(Records that describe figures)
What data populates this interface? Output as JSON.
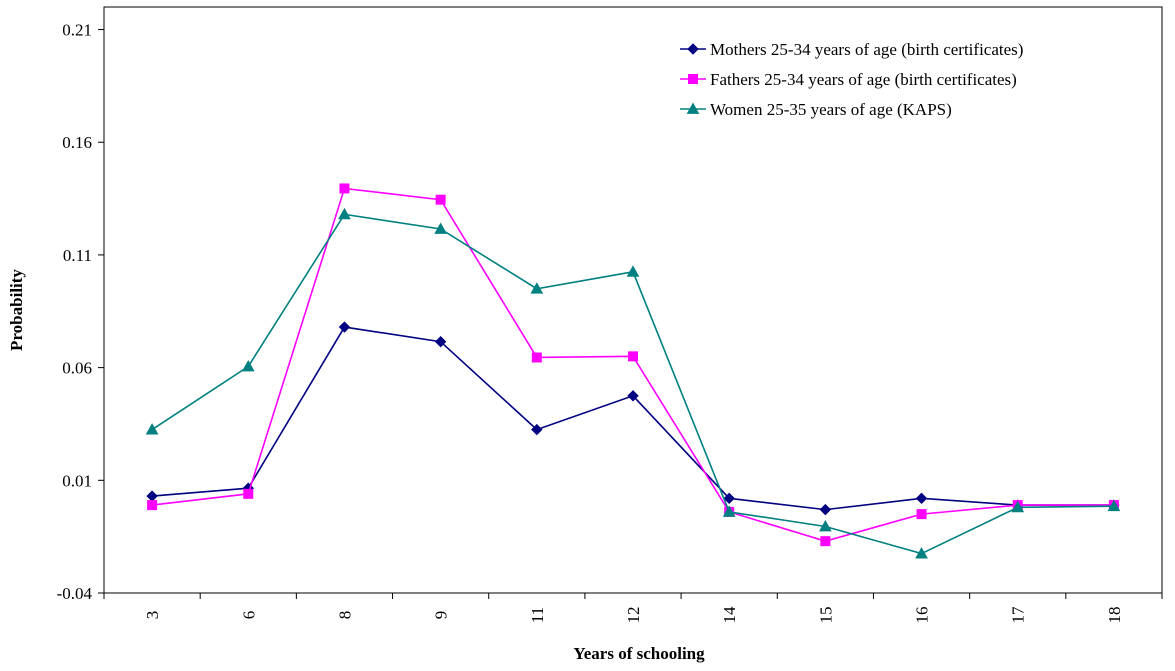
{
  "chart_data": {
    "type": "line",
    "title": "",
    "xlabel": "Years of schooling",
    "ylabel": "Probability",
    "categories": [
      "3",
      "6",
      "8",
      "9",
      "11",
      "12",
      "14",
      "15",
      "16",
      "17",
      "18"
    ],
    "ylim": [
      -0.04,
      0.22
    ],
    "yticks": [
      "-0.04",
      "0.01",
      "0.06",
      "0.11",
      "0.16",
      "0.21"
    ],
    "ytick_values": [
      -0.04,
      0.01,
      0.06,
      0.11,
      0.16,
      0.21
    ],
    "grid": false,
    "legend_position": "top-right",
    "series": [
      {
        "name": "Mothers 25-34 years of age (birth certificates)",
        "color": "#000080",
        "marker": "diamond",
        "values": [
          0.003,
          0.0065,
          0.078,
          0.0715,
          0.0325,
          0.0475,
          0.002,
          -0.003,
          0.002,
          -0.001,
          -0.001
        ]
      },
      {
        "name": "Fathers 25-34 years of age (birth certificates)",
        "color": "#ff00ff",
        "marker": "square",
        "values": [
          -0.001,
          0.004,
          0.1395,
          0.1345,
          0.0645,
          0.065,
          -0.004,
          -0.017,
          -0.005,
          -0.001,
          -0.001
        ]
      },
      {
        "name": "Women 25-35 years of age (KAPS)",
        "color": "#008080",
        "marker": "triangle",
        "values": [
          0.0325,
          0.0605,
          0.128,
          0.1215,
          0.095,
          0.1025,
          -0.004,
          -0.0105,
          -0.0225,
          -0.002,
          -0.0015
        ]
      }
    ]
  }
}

◆ YOUR OBJECTIVE ◆
Extract, from the listing above, every line where the string "color" occurs.

◆ SOLUTION TO THIS EXERCISE ◆
        "color": "#000080",
        "color": "#ff00ff",
        "color": "#008080",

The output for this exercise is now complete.